### EXERCISE PROMPT
Each line containing the string "cell" should be copied out of the entries.

(Page segmentation data)
►

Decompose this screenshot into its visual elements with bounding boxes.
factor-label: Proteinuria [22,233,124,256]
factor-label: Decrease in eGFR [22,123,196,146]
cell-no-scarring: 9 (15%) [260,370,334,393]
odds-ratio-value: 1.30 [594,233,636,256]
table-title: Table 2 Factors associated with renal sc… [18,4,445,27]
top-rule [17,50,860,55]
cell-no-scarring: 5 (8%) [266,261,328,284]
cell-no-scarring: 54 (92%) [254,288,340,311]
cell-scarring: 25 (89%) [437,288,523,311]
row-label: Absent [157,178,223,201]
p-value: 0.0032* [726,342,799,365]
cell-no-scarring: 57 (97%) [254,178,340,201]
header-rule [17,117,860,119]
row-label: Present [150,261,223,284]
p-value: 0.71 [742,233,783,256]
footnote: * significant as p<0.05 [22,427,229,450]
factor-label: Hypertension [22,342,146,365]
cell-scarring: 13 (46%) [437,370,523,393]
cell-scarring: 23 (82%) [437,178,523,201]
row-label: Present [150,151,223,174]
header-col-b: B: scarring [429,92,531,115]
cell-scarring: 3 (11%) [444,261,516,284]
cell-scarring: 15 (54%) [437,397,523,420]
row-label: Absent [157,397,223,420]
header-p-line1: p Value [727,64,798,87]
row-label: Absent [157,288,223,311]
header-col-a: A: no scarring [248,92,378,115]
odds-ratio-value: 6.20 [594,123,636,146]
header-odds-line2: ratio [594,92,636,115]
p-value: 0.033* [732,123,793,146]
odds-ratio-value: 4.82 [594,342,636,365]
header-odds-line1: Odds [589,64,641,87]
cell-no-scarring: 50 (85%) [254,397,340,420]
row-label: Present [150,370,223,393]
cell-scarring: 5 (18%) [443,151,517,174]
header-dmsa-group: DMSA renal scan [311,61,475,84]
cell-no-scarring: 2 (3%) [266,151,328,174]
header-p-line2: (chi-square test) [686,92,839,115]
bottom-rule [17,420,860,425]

◄

### ANSWER AREA
cell-no-scarring: 9 (15%) [260,370,334,393]
cell-no-scarring: 5 (8%) [266,261,328,284]
cell-no-scarring: 54 (92%) [254,288,340,311]
cell-scarring: 25 (89%) [437,288,523,311]
cell-no-scarring: 57 (97%) [254,178,340,201]
cell-scarring: 13 (46%) [437,370,523,393]
cell-scarring: 23 (82%) [437,178,523,201]
cell-scarring: 3 (11%) [444,261,516,284]
cell-scarring: 15 (54%) [437,397,523,420]
cell-no-scarring: 50 (85%) [254,397,340,420]
cell-scarring: 5 (18%) [443,151,517,174]
cell-no-scarring: 2 (3%) [266,151,328,174]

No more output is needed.